### Directions for this task
Write out each line of the material again, word for word.

### Exercise data
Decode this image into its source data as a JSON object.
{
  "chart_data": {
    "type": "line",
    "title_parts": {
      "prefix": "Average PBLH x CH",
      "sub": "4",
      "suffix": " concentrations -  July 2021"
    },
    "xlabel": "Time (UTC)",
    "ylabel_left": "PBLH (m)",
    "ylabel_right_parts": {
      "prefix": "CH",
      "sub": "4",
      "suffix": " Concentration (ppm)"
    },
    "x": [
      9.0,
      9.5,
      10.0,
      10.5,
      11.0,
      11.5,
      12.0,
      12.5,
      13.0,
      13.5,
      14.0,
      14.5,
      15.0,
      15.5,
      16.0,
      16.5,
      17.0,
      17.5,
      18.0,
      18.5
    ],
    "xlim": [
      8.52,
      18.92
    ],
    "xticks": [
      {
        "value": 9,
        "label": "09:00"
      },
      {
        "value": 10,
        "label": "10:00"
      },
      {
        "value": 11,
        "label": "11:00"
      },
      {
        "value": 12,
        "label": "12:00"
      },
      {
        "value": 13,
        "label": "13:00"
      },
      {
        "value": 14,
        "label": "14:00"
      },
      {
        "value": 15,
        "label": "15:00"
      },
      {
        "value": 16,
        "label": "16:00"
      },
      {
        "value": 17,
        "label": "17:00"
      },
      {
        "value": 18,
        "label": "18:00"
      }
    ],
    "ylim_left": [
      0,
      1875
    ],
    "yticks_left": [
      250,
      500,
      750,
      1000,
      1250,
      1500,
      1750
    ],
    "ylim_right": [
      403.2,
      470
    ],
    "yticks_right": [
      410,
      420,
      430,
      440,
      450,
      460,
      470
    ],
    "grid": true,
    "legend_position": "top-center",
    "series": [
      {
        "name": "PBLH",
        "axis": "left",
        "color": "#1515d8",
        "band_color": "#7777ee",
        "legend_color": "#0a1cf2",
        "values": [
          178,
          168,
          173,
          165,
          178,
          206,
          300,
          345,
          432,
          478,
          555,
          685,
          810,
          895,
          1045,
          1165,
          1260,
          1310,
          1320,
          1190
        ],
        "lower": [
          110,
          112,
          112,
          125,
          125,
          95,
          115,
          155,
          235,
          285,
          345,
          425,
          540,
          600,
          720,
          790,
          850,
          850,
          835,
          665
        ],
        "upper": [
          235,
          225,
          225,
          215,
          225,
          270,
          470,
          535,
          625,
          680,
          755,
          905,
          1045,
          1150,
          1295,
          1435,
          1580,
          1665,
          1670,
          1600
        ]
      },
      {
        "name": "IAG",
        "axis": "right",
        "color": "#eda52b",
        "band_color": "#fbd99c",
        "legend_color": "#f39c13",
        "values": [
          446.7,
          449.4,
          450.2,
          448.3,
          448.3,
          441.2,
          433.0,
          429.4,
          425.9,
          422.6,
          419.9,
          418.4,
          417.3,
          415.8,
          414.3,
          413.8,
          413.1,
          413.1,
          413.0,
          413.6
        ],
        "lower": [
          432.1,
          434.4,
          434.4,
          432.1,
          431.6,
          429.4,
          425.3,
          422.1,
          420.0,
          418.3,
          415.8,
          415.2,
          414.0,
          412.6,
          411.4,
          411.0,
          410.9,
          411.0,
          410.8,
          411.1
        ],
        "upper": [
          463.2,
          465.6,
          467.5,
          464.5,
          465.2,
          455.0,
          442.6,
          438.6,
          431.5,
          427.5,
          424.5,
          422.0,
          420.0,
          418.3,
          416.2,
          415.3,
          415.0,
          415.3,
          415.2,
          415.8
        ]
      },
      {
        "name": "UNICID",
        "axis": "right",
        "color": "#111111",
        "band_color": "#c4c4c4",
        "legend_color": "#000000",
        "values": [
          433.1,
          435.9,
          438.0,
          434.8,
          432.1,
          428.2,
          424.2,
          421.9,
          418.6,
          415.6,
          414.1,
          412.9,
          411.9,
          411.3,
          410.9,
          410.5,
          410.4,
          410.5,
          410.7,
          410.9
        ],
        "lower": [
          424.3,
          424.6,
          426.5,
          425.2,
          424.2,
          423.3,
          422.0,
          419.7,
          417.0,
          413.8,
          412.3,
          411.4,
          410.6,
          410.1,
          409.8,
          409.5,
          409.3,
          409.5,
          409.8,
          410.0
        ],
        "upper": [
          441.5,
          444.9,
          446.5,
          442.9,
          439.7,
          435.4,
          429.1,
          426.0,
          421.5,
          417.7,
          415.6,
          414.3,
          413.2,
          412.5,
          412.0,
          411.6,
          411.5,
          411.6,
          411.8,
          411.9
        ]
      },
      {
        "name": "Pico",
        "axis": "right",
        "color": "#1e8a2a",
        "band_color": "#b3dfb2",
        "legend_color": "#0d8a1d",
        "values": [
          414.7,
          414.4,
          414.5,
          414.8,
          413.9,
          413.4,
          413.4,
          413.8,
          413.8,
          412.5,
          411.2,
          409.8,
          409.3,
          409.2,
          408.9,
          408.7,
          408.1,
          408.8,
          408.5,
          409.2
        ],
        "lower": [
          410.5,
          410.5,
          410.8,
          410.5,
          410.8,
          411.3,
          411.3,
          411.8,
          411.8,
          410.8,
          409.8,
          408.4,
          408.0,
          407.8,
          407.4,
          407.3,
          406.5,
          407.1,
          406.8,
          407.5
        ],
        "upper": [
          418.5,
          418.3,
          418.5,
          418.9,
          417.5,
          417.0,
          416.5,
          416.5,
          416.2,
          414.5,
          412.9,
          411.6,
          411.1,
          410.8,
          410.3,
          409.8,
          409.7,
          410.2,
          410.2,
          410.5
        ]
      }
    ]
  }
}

### Full solution
Decode this image into its source data as a JSON object.
{
  "chart_data": {
    "type": "line",
    "title_parts": {
      "prefix": "Average PBLH x CH",
      "sub": "4",
      "suffix": " concentrations -  July 2021"
    },
    "xlabel": "Time (UTC)",
    "ylabel_left": "PBLH (m)",
    "ylabel_right_parts": {
      "prefix": "CH",
      "sub": "4",
      "suffix": " Concentration (ppm)"
    },
    "x": [
      9.0,
      9.5,
      10.0,
      10.5,
      11.0,
      11.5,
      12.0,
      12.5,
      13.0,
      13.5,
      14.0,
      14.5,
      15.0,
      15.5,
      16.0,
      16.5,
      17.0,
      17.5,
      18.0,
      18.5
    ],
    "xlim": [
      8.52,
      18.92
    ],
    "xticks": [
      {
        "value": 9,
        "label": "09:00"
      },
      {
        "value": 10,
        "label": "10:00"
      },
      {
        "value": 11,
        "label": "11:00"
      },
      {
        "value": 12,
        "label": "12:00"
      },
      {
        "value": 13,
        "label": "13:00"
      },
      {
        "value": 14,
        "label": "14:00"
      },
      {
        "value": 15,
        "label": "15:00"
      },
      {
        "value": 16,
        "label": "16:00"
      },
      {
        "value": 17,
        "label": "17:00"
      },
      {
        "value": 18,
        "label": "18:00"
      }
    ],
    "ylim_left": [
      0,
      1875
    ],
    "yticks_left": [
      250,
      500,
      750,
      1000,
      1250,
      1500,
      1750
    ],
    "ylim_right": [
      403.2,
      470
    ],
    "yticks_right": [
      410,
      420,
      430,
      440,
      450,
      460,
      470
    ],
    "grid": true,
    "legend_position": "top-center",
    "series": [
      {
        "name": "PBLH",
        "axis": "left",
        "color": "#1515d8",
        "band_color": "#7777ee",
        "legend_color": "#0a1cf2",
        "values": [
          178,
          168,
          173,
          165,
          178,
          206,
          300,
          345,
          432,
          478,
          555,
          685,
          810,
          895,
          1045,
          1165,
          1260,
          1310,
          1320,
          1190
        ],
        "lower": [
          110,
          112,
          112,
          125,
          125,
          95,
          115,
          155,
          235,
          285,
          345,
          425,
          540,
          600,
          720,
          790,
          850,
          850,
          835,
          665
        ],
        "upper": [
          235,
          225,
          225,
          215,
          225,
          270,
          470,
          535,
          625,
          680,
          755,
          905,
          1045,
          1150,
          1295,
          1435,
          1580,
          1665,
          1670,
          1600
        ]
      },
      {
        "name": "IAG",
        "axis": "right",
        "color": "#eda52b",
        "band_color": "#fbd99c",
        "legend_color": "#f39c13",
        "values": [
          446.7,
          449.4,
          450.2,
          448.3,
          448.3,
          441.2,
          433.0,
          429.4,
          425.9,
          422.6,
          419.9,
          418.4,
          417.3,
          415.8,
          414.3,
          413.8,
          413.1,
          413.1,
          413.0,
          413.6
        ],
        "lower": [
          432.1,
          434.4,
          434.4,
          432.1,
          431.6,
          429.4,
          425.3,
          422.1,
          420.0,
          418.3,
          415.8,
          415.2,
          414.0,
          412.6,
          411.4,
          411.0,
          410.9,
          411.0,
          410.8,
          411.1
        ],
        "upper": [
          463.2,
          465.6,
          467.5,
          464.5,
          465.2,
          455.0,
          442.6,
          438.6,
          431.5,
          427.5,
          424.5,
          422.0,
          420.0,
          418.3,
          416.2,
          415.3,
          415.0,
          415.3,
          415.2,
          415.8
        ]
      },
      {
        "name": "UNICID",
        "axis": "right",
        "color": "#111111",
        "band_color": "#c4c4c4",
        "legend_color": "#000000",
        "values": [
          433.1,
          435.9,
          438.0,
          434.8,
          432.1,
          428.2,
          424.2,
          421.9,
          418.6,
          415.6,
          414.1,
          412.9,
          411.9,
          411.3,
          410.9,
          410.5,
          410.4,
          410.5,
          410.7,
          410.9
        ],
        "lower": [
          424.3,
          424.6,
          426.5,
          425.2,
          424.2,
          423.3,
          422.0,
          419.7,
          417.0,
          413.8,
          412.3,
          411.4,
          410.6,
          410.1,
          409.8,
          409.5,
          409.3,
          409.5,
          409.8,
          410.0
        ],
        "upper": [
          441.5,
          444.9,
          446.5,
          442.9,
          439.7,
          435.4,
          429.1,
          426.0,
          421.5,
          417.7,
          415.6,
          414.3,
          413.2,
          412.5,
          412.0,
          411.6,
          411.5,
          411.6,
          411.8,
          411.9
        ]
      },
      {
        "name": "Pico",
        "axis": "right",
        "color": "#1e8a2a",
        "band_color": "#b3dfb2",
        "legend_color": "#0d8a1d",
        "values": [
          414.7,
          414.4,
          414.5,
          414.8,
          413.9,
          413.4,
          413.4,
          413.8,
          413.8,
          412.5,
          411.2,
          409.8,
          409.3,
          409.2,
          408.9,
          408.7,
          408.1,
          408.8,
          408.5,
          409.2
        ],
        "lower": [
          410.5,
          410.5,
          410.8,
          410.5,
          410.8,
          411.3,
          411.3,
          411.8,
          411.8,
          410.8,
          409.8,
          408.4,
          408.0,
          407.8,
          407.4,
          407.3,
          406.5,
          407.1,
          406.8,
          407.5
        ],
        "upper": [
          418.5,
          418.3,
          418.5,
          418.9,
          417.5,
          417.0,
          416.5,
          416.5,
          416.2,
          414.5,
          412.9,
          411.6,
          411.1,
          410.8,
          410.3,
          409.8,
          409.7,
          410.2,
          410.2,
          410.5
        ]
      }
    ]
  }
}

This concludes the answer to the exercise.